• **Set tasks**:
(a) Answer these questions using the TransformerDecoderLayer page:
(i) Which model is the layer derived from?
(ii) In the notation for tensor shapes, what does the letter "d" stand for?
(iii) What is the default value of the mask parameter?
(b) For each statement, say whether it agrees with the TransformerDecoderLayer page. Answer yes or no, and quote the words that decide it.
(i) Normalization is applied after the attention layer.
(ii) The input_pos parameter is only used during inference.
(iii) The output tensor has a different shape from the input.
(c) Duplicate the part of the TransformerDecoderLayer page that starts at "TransformerDecoderLayer¶" and ends at "the feed-forward layer.".

TransformerDecoderLayer¶
- class torchtune.modules.TransformerDecoderLayer(attn: CausalSelfAttention, mlp: Module, sa_norm: Module, mlp_norm: Module)[source]¶
Transformer layer derived from the Llama2 model. Normalization is applied before the attention and FF layer.
- Parameters:
attn (CausalSelfAttention) – Attention module.
mlp (nn.Module) – Feed-forward module.
sa_norm (nn.Module) – Normalization to be applied before self-attention.
mlp_norm (nn.Module) – Normalization to be applied before the feed-forward layer.
- forward(x: Tensor, mask: Optional[Tensor] = None, input_pos: Optional[Tensor] = None) Tensor [source]¶
- Parameters:
x (Tensor) – input tensor with shape [batch_size x seq_length x embed_dim]
mask (Optional[Tensor]) – Optional tensor which contains the mask. Only used during inference. Default is None.
input_pos (Optional[Tensor]) – Optional tensor which contains the position of the current token. This is only used during inference. Default is None
- Returns:
- output tensor with same shape as input
[batch_size x seq_length x embed_dim]
- Return type:
Tensor
- Notation used for tensor shapes:
b: batch size
s: sequence length
d: embed dim
Todo
Make position of norm configurable

• **Material shown**:
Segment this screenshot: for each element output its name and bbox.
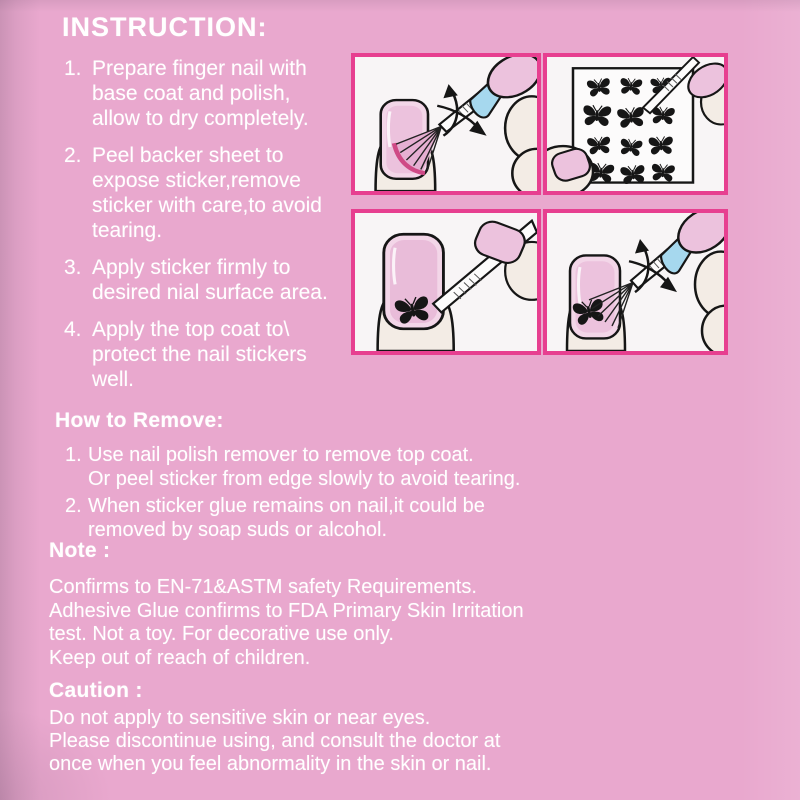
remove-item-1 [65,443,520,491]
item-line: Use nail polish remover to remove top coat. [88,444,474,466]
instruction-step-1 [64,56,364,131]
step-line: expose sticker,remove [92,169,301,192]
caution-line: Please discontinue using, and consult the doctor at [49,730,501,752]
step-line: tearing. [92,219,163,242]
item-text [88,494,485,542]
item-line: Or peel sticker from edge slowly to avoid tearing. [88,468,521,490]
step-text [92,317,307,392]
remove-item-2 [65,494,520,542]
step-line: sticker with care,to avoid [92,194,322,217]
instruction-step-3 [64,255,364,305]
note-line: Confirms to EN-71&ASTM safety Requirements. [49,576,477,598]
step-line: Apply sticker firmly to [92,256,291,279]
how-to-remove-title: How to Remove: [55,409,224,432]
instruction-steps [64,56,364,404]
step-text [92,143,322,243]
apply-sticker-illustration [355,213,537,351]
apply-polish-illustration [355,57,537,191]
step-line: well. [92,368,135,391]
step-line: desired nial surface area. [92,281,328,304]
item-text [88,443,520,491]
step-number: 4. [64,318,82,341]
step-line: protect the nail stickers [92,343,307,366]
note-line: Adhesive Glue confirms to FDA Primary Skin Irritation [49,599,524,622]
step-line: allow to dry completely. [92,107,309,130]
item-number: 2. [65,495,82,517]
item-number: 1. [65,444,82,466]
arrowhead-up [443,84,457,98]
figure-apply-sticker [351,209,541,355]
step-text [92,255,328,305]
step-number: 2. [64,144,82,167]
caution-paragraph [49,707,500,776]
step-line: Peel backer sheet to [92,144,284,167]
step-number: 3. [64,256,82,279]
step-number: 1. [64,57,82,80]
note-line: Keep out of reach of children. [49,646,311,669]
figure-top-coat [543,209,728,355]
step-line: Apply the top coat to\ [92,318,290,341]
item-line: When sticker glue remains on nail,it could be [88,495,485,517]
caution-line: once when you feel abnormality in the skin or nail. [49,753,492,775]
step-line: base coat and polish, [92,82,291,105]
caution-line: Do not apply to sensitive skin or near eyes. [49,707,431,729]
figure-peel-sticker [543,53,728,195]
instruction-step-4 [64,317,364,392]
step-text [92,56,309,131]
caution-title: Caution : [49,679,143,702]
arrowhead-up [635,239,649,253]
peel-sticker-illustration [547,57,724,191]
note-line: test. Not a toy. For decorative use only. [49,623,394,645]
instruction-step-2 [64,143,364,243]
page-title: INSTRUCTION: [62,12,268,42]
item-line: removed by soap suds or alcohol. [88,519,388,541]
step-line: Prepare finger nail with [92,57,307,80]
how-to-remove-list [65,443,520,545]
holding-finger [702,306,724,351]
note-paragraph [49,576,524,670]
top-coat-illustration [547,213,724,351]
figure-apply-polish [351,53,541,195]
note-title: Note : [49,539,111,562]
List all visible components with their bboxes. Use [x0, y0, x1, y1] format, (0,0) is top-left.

• **Solved problems**:
(a)
(i) Llama2
(ii) Embed dim
(iii) None

(b)
(i) No: "Normalization is applied before the attention and FF layer."
(ii) Yes: "This is only used during inference."
(iii) No: "output tensor with same shape as input"

(c)
TransformerDecoderLayer¶
- class torchtune.modules.TransformerDecoderLayer(attn: CausalSelfAttention, mlp: Module, sa_norm: Module, mlp_norm: Module)[source]¶
Transformer layer derived from the Llama2 model. Normalization is applied before the attention and FF layer.
- Parameters:
attn (CausalSelfAttention) – Attention module.
mlp (nn.Module) – Feed-forward module.
sa_norm (nn.Module) – Normalization to be applied before self-attention.
mlp_norm (nn.Module) – Normalization to be applied before the feed-forward layer.